» **THE PROBLEM**
Which lines in the listing below contain the word "bent"? Pick out each of them.

» **EXCERPTED RECORDS**
= = = =
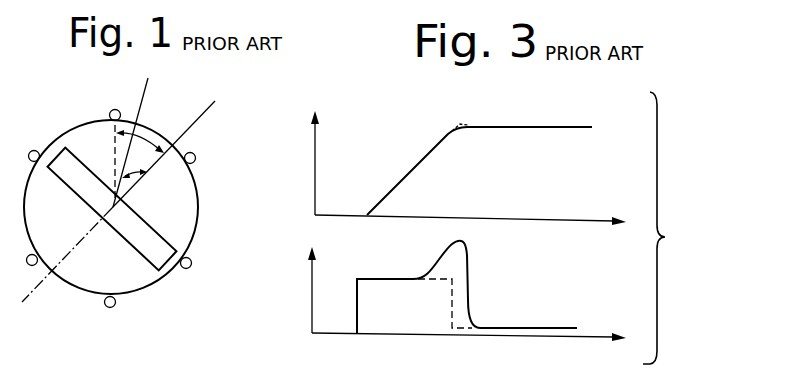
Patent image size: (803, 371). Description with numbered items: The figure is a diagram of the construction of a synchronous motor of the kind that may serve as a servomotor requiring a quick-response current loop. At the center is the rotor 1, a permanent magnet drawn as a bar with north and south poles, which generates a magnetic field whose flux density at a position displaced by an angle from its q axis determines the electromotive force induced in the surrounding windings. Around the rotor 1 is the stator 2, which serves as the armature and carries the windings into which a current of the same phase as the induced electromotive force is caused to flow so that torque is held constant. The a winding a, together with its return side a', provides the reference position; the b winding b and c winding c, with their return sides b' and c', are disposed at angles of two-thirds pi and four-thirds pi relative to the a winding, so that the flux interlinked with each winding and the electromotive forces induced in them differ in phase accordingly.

In FIG. 1, the rotor 1 is at (82, 158).
In FIG. 1, the stator 2 is at (108, 199).
In FIG. 1, the a winding a is at (115, 104).
In FIG. 3, the a winding a is at (450, 165).
In FIG. 1, the b winding b is at (199, 153).
In FIG. 3, the b winding b is at (444, 294).
In FIG. 1, the c winding c is at (192, 271).
In FIG. 1, the stator coil a' is at (108, 313).
In FIG. 1, the stator coil b' is at (21, 267).
In FIG. 1, the stator coil c' is at (26, 147).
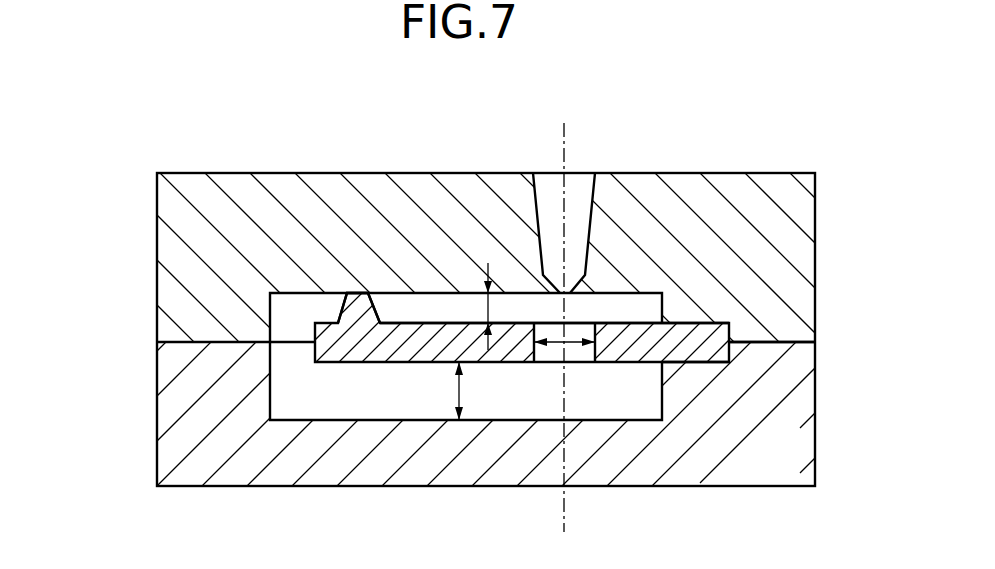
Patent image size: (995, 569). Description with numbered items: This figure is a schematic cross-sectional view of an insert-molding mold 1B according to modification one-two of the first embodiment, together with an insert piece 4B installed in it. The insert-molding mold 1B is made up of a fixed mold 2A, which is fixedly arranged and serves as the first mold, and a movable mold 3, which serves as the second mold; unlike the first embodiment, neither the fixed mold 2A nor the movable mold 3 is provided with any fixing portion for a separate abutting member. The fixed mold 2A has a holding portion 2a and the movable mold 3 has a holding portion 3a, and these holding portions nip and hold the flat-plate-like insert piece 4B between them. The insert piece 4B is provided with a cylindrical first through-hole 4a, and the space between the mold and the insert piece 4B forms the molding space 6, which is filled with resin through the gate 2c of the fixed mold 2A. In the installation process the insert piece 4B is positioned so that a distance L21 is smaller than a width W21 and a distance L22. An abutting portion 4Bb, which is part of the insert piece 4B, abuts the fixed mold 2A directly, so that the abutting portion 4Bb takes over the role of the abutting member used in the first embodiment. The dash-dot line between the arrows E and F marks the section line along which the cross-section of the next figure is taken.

The insert-molding mold 1B is at (70, 242).
The fixed mold 2A is at (178, 257).
The movable mold 3 is at (178, 412).
The molding space 6 is at (664, 390).
The gate 2c is at (538, 212).
The insert piece 4B is at (332, 350).
The abutting portion 4Bb is at (362, 293).
The first through-hole 4a is at (587, 322).
The holding portion 2a is at (730, 341).
The holding portion 3a is at (698, 353).
The distance L21 is at (488, 263).
The distance L22 is at (462, 393).
The width W21 is at (556, 344).
The line E-F end point E is at (567, 142).
The line E-F end point F is at (567, 520).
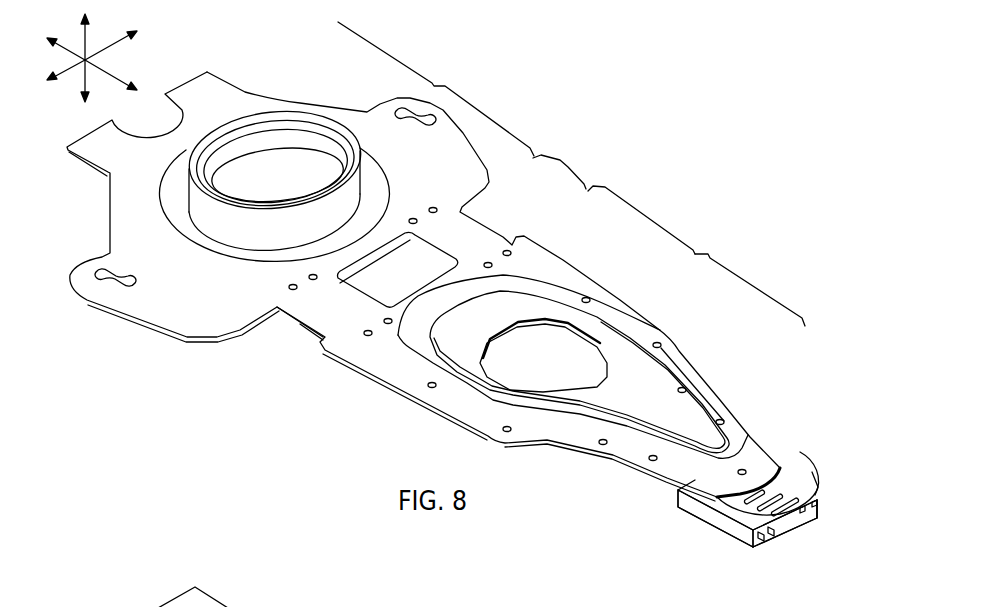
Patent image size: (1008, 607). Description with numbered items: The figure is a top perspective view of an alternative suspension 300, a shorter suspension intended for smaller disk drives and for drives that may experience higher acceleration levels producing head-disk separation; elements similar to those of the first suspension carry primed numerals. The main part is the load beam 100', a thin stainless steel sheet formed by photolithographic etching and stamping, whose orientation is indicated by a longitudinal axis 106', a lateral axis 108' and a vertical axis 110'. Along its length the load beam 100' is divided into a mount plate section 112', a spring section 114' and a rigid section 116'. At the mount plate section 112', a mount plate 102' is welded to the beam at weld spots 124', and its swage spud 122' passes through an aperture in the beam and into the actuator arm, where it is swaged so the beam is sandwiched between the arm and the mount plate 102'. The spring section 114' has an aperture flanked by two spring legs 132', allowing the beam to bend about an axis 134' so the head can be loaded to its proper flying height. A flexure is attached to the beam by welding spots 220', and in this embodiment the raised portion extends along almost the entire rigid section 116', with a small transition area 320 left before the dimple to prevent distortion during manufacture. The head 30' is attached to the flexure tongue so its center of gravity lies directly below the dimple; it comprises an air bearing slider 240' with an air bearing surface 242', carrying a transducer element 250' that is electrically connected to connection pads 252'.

The head 30' is at (711, 516).
The load beam 100' is at (423, 282).
The mount plate 102' is at (286, 346).
The longitudinal axis 106' is at (88, 73).
The lateral axis 108' is at (102, 55).
The vertical axis 110' is at (104, 52).
The mount plate section 112' is at (436, 89).
The spring section 114' is at (614, 193).
The rigid section 116' is at (750, 274).
The swage spud 122' is at (274, 173).
The weld spots 124' is at (334, 225).
The spring legs 132' is at (410, 280).
The bending axis 134' is at (398, 269).
The welding spots 220' is at (559, 356).
The air bearing slider 240' is at (699, 534).
The air bearing surface 242' is at (756, 544).
The transducer element 250' is at (806, 541).
The connection pads 252' is at (779, 511).
The suspension 300 is at (327, 418).
The transition area 320 is at (738, 468).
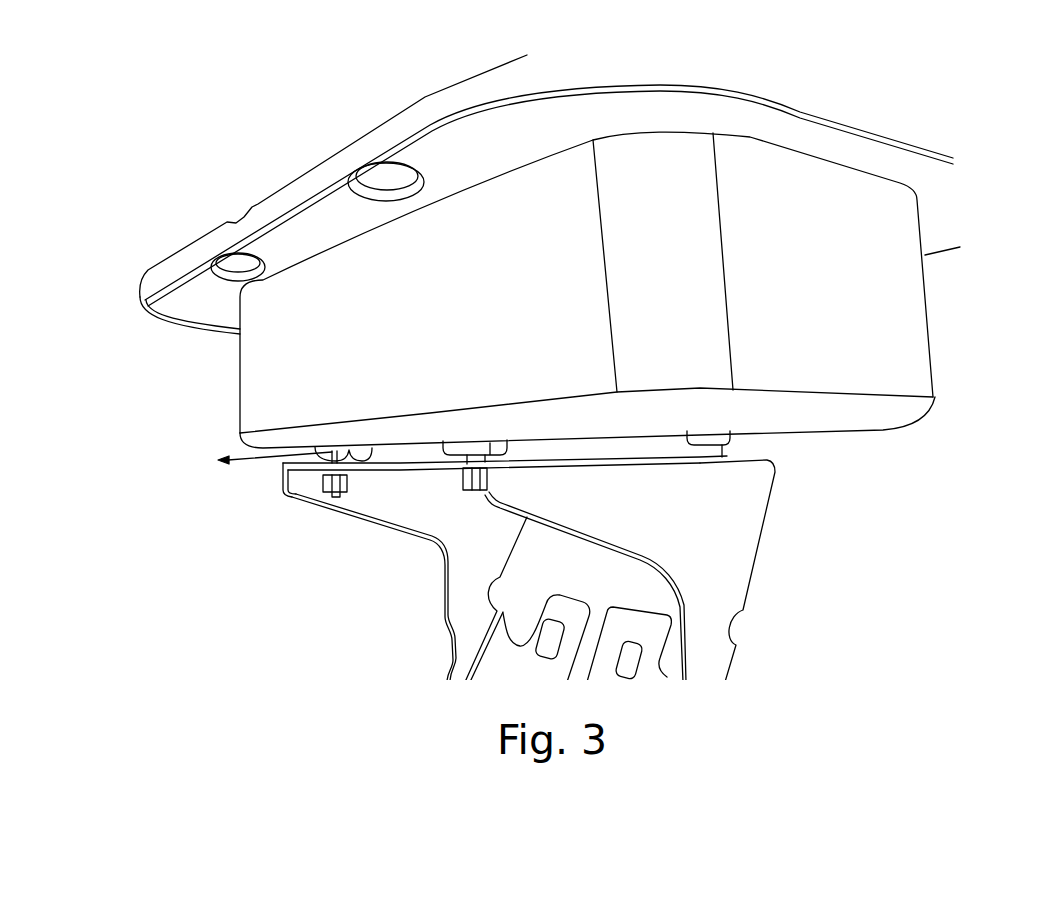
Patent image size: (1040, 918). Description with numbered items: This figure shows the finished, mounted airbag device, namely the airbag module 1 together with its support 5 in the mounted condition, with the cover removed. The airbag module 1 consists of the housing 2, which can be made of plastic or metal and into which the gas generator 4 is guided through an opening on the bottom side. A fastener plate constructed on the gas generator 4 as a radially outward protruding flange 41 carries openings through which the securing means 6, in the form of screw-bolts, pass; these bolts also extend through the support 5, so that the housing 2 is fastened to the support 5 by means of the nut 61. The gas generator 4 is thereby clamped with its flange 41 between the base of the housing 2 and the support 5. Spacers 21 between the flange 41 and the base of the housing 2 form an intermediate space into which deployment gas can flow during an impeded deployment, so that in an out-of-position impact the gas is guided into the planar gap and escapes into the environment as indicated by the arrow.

The airbag module 1 is at (222, 346).
The housing 2 is at (905, 345).
The gas generator 4 is at (477, 557).
The flange 41 is at (328, 463).
The support 5 is at (723, 530).
The securing means 6 is at (310, 488).
The nut 61 is at (320, 484).
The spacers 21 is at (477, 492).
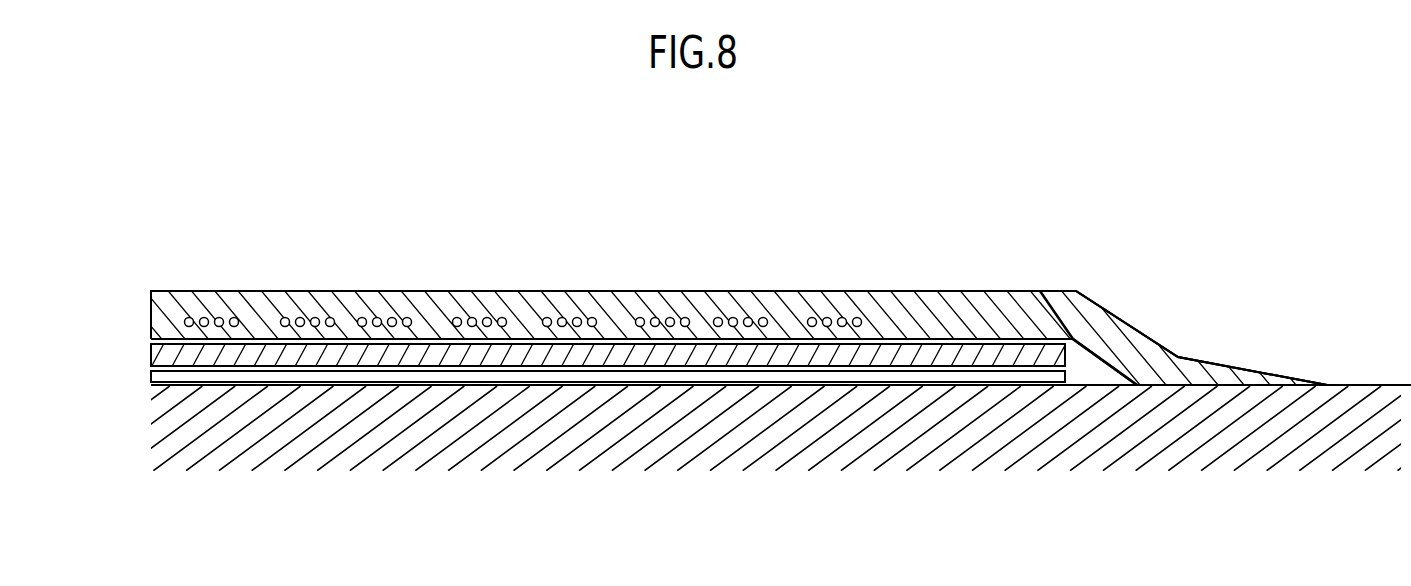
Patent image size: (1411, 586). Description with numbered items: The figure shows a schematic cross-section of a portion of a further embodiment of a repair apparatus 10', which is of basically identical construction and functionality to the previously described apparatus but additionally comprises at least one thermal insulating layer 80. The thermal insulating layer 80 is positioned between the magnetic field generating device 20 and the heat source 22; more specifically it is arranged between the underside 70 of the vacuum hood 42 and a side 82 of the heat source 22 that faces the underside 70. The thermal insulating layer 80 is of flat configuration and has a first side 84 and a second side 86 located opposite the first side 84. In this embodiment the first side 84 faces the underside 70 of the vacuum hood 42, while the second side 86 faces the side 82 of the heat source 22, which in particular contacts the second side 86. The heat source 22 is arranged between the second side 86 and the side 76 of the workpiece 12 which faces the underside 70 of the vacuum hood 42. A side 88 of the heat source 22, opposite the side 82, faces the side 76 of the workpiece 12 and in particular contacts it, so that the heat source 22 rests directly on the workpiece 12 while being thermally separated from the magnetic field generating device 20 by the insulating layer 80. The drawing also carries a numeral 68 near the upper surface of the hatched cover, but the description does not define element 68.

The repair apparatus 10' is at (781, 233).
The workpiece 12 is at (1235, 432).
The magnetic field generating device 20 is at (124, 318).
The heat source 22 is at (127, 380).
The vacuum hood 42 is at (1135, 345).
The upper surface 68 is at (711, 291).
The underside of the vacuum hood 70 is at (893, 344).
The side of the workpiece 76 is at (1112, 386).
The thermal insulating layer 80 is at (1010, 357).
The side of the heat source 82 is at (892, 370).
The first side of the thermal insulating layer 84 is at (402, 344).
The second side of the thermal insulating layer 86 is at (340, 372).
The side of the heat source 88 is at (783, 383).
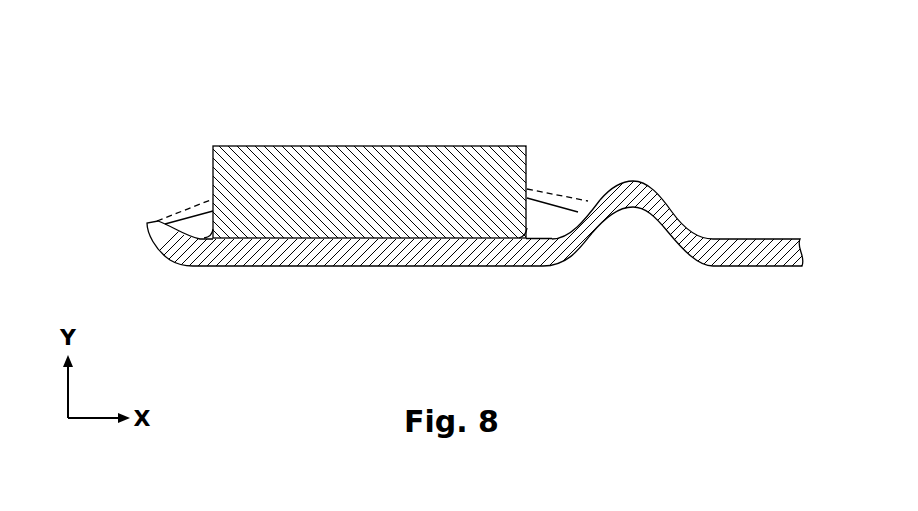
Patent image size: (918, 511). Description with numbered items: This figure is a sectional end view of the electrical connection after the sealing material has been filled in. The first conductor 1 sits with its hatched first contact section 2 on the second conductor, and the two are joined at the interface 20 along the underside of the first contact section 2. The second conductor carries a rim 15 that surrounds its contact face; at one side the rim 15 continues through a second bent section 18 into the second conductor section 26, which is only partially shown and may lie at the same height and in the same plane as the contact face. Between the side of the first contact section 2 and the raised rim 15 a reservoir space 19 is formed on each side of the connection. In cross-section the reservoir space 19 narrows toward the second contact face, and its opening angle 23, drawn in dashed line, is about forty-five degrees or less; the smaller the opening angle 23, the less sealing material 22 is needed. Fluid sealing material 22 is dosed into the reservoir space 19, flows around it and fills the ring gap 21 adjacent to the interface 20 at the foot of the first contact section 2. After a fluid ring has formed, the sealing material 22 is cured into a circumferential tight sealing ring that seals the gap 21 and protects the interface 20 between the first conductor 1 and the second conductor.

The first conductor 1 is at (320, 62).
The first contact section 2 is at (380, 165).
The rim 15 is at (158, 252).
The second bent section 18 is at (643, 197).
The reservoir space 19 is at (376, 156).
The interface 20 is at (380, 240).
The ring gap 21 is at (208, 237).
The sealing material 22 is at (195, 228).
The opening angle 23 is at (204, 205).
The second conductor section 26 is at (760, 248).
= = = =
» **RESPONSE**
Patent image size: (918, 511). Description with numbered items: This figure is a sectional end view of the electrical connection after the sealing material has been filled in. The first conductor 1 sits with its hatched first contact section 2 on the second conductor, and the two are joined at the interface 20 along the underside of the first contact section 2. The second conductor carries a rim 15 that surrounds its contact face; at one side the rim 15 continues through a second bent section 18 into the second conductor section 26, which is only partially shown and may lie at the same height and in the same plane as the contact face. Between the side of the first contact section 2 and the raised rim 15 a reservoir space 19 is formed on each side of the connection. In cross-section the reservoir space 19 narrows toward the second contact face, and its opening angle 23, drawn in dashed line, is about forty-five degrees or less; the smaller the opening angle 23, the less sealing material 22 is needed. Fluid sealing material 22 is dosed into the reservoir space 19, flows around it and fills the ring gap 21 adjacent to the interface 20 at the foot of the first contact section 2. After a fluid ring has formed, the sealing material 22 is cured into a circumferential tight sealing ring that seals the gap 21 and protects the interface 20 between the first conductor 1 and the second conductor.
The second bent section 18 is at (643, 197).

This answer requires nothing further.